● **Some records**

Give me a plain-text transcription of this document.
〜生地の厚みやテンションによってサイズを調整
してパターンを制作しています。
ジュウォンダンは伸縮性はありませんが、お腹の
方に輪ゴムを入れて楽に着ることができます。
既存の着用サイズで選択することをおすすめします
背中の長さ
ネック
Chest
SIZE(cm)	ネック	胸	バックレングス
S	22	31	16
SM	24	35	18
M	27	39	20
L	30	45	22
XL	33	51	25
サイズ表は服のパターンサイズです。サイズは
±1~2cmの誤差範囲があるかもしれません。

---

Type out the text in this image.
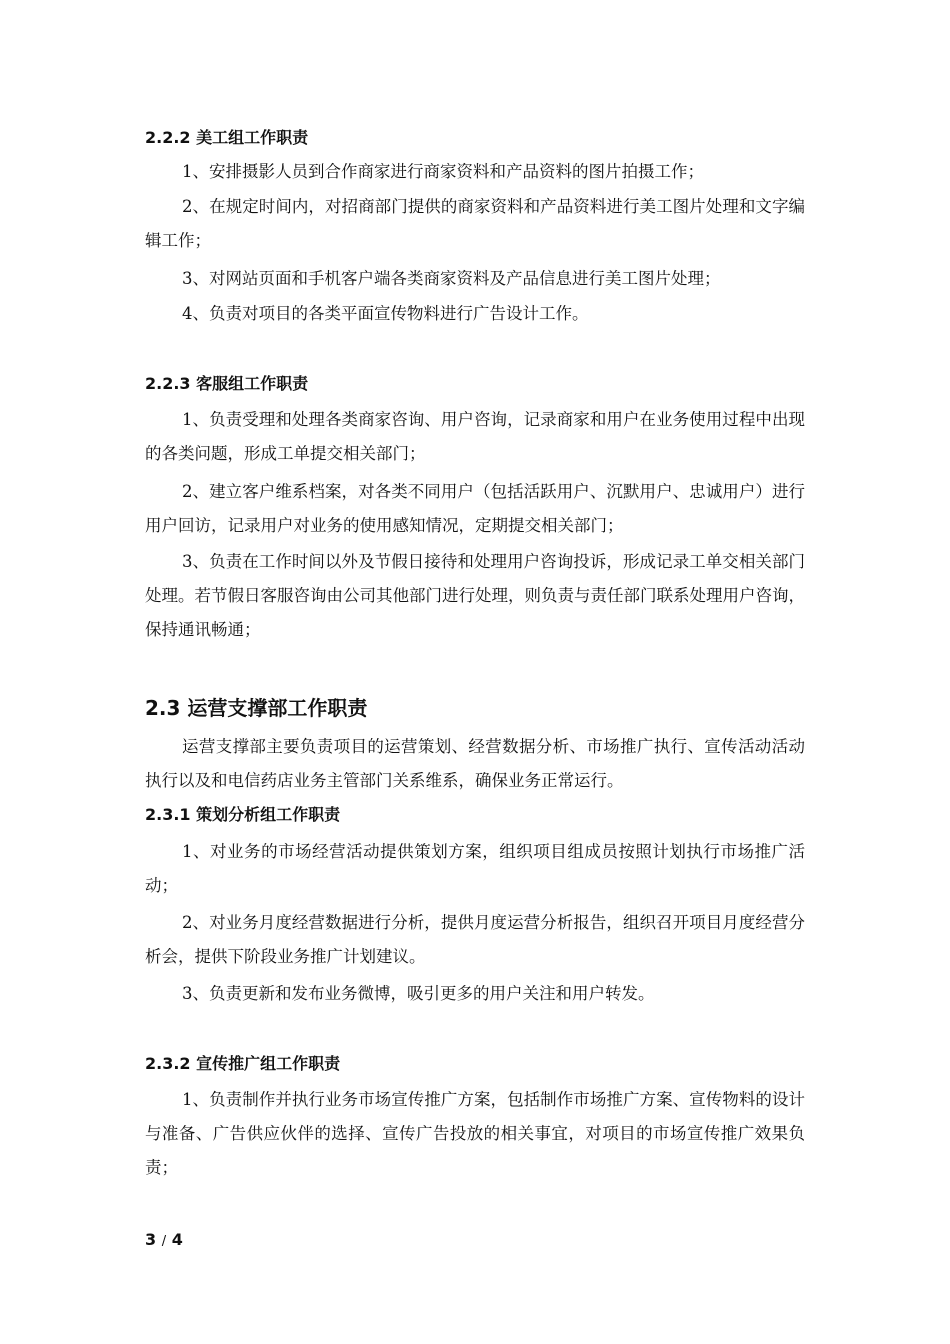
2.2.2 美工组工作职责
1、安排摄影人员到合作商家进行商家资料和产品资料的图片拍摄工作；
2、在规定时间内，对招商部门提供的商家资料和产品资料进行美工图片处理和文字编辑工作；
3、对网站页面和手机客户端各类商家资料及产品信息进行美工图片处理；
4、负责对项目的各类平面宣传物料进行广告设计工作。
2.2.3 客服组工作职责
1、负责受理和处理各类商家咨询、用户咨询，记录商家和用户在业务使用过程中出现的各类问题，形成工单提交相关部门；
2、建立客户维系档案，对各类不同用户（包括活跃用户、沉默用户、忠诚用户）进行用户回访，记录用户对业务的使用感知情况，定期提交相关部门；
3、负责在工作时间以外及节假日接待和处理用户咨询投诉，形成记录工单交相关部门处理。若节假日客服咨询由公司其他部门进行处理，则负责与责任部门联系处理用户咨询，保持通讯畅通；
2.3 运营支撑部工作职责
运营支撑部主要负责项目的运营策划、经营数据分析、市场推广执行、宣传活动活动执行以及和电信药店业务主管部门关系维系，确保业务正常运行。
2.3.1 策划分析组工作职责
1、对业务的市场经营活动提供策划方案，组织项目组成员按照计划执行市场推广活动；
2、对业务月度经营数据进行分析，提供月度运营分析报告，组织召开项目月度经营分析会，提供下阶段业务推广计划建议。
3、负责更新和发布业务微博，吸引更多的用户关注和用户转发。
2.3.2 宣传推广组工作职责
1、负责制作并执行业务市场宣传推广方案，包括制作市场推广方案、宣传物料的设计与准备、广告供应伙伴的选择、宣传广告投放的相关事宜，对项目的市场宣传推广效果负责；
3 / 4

● **Task requirements**
Copy all lines in the listing above where the string "text" appears.

● **Complete output**
Give me a plain-text transcription of this document.
Type out the text in this image.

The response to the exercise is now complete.